▸ **Excerpt provided**
↓
The amendment is proposed under the Insurance Code Article 20A.22 and §36.001. Article 20A.22 authorizes the commissioner to propose reasonable rules as are necessary and proper to carry out the provisions of Insurance Code Chapter 20A. Section 36.001 authorizes the commissioner to determine rules for general and uniform application for the conduct and execution of the duties and functions of the department.

Insurance Code Article 20A.22 is affected by this proposal.

§11.803. Investments, Loans, and Other Assets.

The admitted assets of domestic and foreign HMOs must at all times comply with the provisions of this section.

(1)-(4) (No change.)
↑
▸ **Dataset rows**
↓
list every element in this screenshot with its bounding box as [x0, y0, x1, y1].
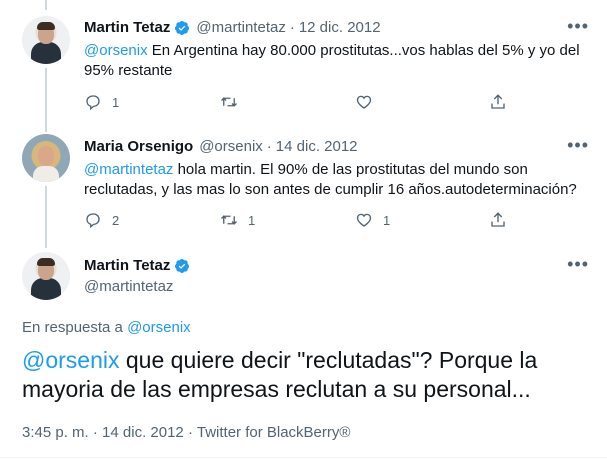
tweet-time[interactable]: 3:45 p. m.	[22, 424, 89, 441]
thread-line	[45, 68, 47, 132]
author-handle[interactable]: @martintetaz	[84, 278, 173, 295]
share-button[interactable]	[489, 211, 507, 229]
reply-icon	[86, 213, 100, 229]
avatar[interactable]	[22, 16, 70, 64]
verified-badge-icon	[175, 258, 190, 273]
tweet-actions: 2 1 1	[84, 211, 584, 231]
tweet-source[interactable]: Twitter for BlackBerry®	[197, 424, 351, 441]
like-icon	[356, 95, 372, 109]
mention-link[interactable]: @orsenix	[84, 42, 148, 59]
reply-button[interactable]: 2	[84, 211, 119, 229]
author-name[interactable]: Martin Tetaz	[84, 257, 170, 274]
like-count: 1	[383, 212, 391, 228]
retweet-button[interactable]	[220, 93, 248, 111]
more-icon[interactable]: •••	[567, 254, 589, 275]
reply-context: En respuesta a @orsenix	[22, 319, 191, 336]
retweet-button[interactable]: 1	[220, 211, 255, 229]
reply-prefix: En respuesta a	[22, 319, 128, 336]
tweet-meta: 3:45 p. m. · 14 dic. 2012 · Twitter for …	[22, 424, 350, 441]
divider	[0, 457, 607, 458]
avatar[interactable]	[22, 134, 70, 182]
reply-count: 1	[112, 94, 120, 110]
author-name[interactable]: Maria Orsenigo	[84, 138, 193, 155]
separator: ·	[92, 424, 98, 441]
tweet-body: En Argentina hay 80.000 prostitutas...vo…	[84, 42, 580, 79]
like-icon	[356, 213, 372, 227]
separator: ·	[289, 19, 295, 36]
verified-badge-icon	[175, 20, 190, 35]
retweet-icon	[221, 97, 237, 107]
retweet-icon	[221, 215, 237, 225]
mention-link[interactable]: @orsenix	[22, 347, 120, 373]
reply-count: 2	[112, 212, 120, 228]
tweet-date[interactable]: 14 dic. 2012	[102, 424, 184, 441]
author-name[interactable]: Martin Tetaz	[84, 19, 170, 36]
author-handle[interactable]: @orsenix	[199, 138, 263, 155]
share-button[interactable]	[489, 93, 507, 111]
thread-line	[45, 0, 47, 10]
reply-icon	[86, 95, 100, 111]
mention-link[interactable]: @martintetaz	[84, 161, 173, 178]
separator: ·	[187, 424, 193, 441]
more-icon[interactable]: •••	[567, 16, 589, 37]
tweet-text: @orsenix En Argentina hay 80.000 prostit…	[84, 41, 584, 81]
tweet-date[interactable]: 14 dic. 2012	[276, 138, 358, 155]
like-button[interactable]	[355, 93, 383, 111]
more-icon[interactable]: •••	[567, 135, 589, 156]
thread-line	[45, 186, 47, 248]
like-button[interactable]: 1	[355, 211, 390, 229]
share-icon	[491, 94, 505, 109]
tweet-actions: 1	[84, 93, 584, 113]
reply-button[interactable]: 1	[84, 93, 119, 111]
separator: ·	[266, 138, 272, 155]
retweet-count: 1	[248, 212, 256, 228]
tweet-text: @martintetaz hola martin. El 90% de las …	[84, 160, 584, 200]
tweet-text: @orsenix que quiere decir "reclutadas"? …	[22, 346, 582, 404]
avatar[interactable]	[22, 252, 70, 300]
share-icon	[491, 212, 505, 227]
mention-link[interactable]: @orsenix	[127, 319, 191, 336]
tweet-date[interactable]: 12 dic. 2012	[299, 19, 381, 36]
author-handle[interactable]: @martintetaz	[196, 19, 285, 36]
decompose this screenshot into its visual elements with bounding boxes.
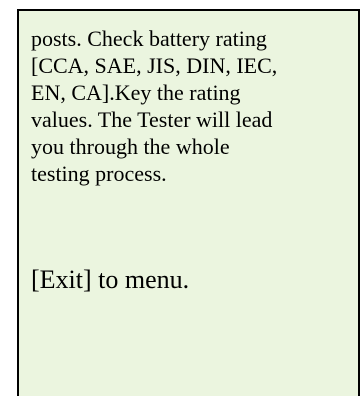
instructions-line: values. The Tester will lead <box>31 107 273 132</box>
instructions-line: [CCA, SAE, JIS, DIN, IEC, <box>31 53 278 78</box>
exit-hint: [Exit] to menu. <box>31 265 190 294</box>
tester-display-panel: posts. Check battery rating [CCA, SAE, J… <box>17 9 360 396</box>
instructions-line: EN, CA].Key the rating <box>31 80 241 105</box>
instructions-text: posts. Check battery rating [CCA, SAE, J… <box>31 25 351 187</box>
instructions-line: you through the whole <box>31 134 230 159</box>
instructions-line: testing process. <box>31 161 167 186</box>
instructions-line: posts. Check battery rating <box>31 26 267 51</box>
↑
▸ **Requests**
• 1. Translate this sentence from the insurance rule excerpt into Spanish: "Insurance Code Article 20A.22 is affected by this proposal."
• 2. Extract the passage of the insurance rule excerpt from "Insurance Code Article 20A.22 is" to "of this section.", word for word.

▸ **Solutions by task**
• 1. El artículo 20A.22 del Código de Seguros se ve afectado por esta propuesta.

• 2.
Insurance Code Article 20A.22 is affected by this proposal.

§11.803. Investments, Loans, and Other Assets.

The admitted assets of domestic and foreign HMOs must at all times comply with the provisions of this section.